=== Extracted records ===
================================
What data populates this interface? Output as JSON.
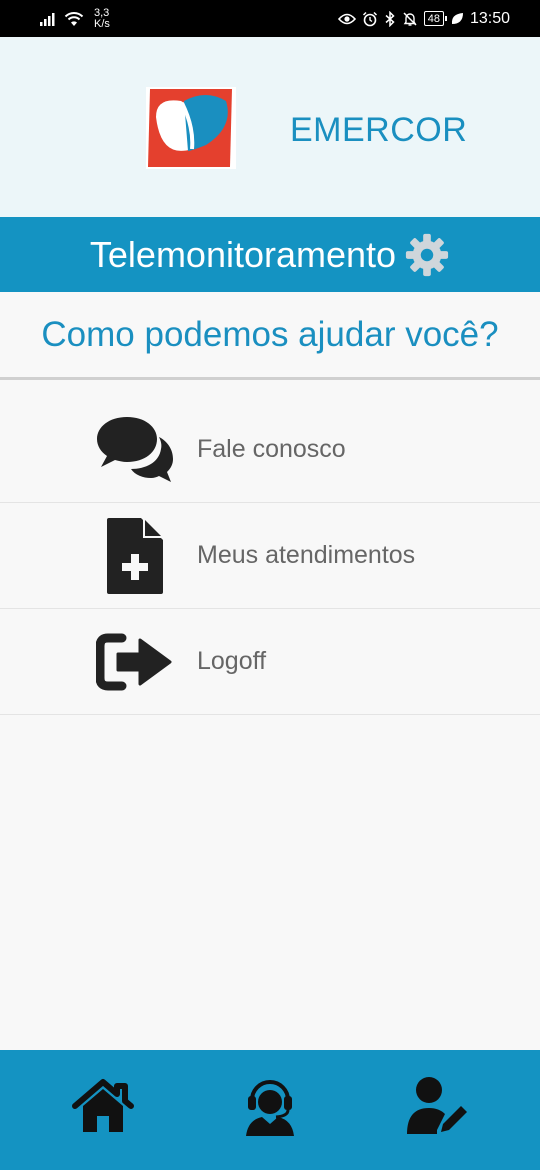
{
  "status_bar": {
    "net_speed_value": "3,3",
    "net_speed_unit": "K/s",
    "battery": "48",
    "time": "13:50"
  },
  "header": {
    "brand": "EMERCOR",
    "logo_colors": {
      "primary": "#e4402e",
      "secondary": "#1a8fc0"
    }
  },
  "title_bar": {
    "title": "Telemonitoramento",
    "settings_icon": "gear-icon"
  },
  "help": {
    "heading": "Como podemos ajudar você?"
  },
  "menu": {
    "items": [
      {
        "label": "Fale conosco",
        "icon": "chat-bubbles-icon"
      },
      {
        "label": "Meus atendimentos",
        "icon": "file-add-icon"
      },
      {
        "label": "Logoff",
        "icon": "logout-icon"
      }
    ]
  },
  "bottom_nav": {
    "items": [
      {
        "icon": "home-icon"
      },
      {
        "icon": "headset-support-icon"
      },
      {
        "icon": "user-edit-icon"
      }
    ]
  },
  "colors": {
    "accent": "#1493c2",
    "header_bg": "#ecf6f9",
    "text_blue": "#1a8fc0",
    "menu_text": "#666666"
  }
}
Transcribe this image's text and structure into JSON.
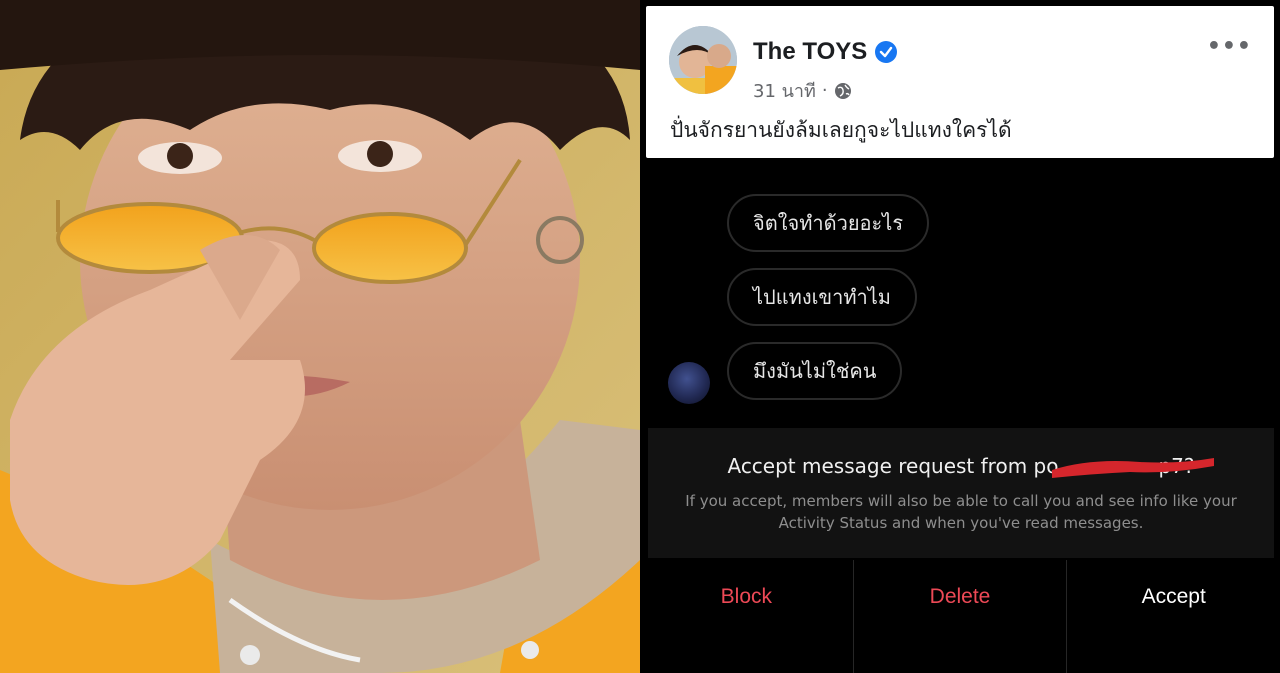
{
  "post": {
    "author": "The TOYS",
    "time": "31 นาที",
    "separator": "·",
    "text": "ปั่นจักรยานยังล้มเลยกูจะไปแทงใครได้",
    "verified_icon": "verified-badge-icon",
    "privacy_icon": "globe-icon",
    "more_icon": "more-options-icon"
  },
  "messages": [
    {
      "text": "จิตใจทำด้วยอะไร"
    },
    {
      "text": "ไปแทงเขาทำไม"
    },
    {
      "text": "มึงมันไม่ใช่คน"
    }
  ],
  "request": {
    "title_prefix": "Accept message request from ",
    "title_visible": "po",
    "title_suffix": "p7?",
    "body": "If you accept, members will also be able to call you and see info like your Activity Status and when you've read messages."
  },
  "actions": {
    "block": "Block",
    "delete": "Delete",
    "accept": "Accept"
  },
  "colors": {
    "danger": "#ed4956",
    "verified": "#1877f2",
    "background": "#000000"
  }
}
================================
=== WORK TO BE COMPLETED ===
Images should not appear in the copy; retype the listing above exactly.

=== EXPECTED OUTPUT ===
What data populates this interface? Output as JSON.
{
  "status_bar": {
    "net_speed_value": "3,3",
    "net_speed_unit": "K/s",
    "battery": "48",
    "time": "13:50"
  },
  "header": {
    "brand": "EMERCOR",
    "logo_colors": {
      "primary": "#e4402e",
      "secondary": "#1a8fc0"
    }
  },
  "title_bar": {
    "title": "Telemonitoramento",
    "settings_icon": "gear-icon"
  },
  "help": {
    "heading": "Como podemos ajudar você?"
  },
  "menu": {
    "items": [
      {
        "label": "Fale conosco",
        "icon": "chat-bubbles-icon"
      },
      {
        "label": "Meus atendimentos",
        "icon": "file-add-icon"
      },
      {
        "label": "Logoff",
        "icon": "logout-icon"
      }
    ]
  },
  "bottom_nav": {
    "items": [
      {
        "icon": "home-icon"
      },
      {
        "icon": "headset-support-icon"
      },
      {
        "icon": "user-edit-icon"
      }
    ]
  },
  "colors": {
    "accent": "#1493c2",
    "header_bg": "#ecf6f9",
    "text_blue": "#1a8fc0",
    "menu_text": "#666666"
  }
}
Transcribe this image's text and structure into JSON.
{
  "post": {
    "author": "The TOYS",
    "time": "31 นาที",
    "separator": "·",
    "text": "ปั่นจักรยานยังล้มเลยกูจะไปแทงใครได้",
    "verified_icon": "verified-badge-icon",
    "privacy_icon": "globe-icon",
    "more_icon": "more-options-icon"
  },
  "messages": [
    {
      "text": "จิตใจทำด้วยอะไร"
    },
    {
      "text": "ไปแทงเขาทำไม"
    },
    {
      "text": "มึงมันไม่ใช่คน"
    }
  ],
  "request": {
    "title_prefix": "Accept message request from ",
    "title_visible": "po",
    "title_suffix": "p7?",
    "body": "If you accept, members will also be able to call you and see info like your Activity Status and when you've read messages."
  },
  "actions": {
    "block": "Block",
    "delete": "Delete",
    "accept": "Accept"
  },
  "colors": {
    "danger": "#ed4956",
    "verified": "#1877f2",
    "background": "#000000"
  }
}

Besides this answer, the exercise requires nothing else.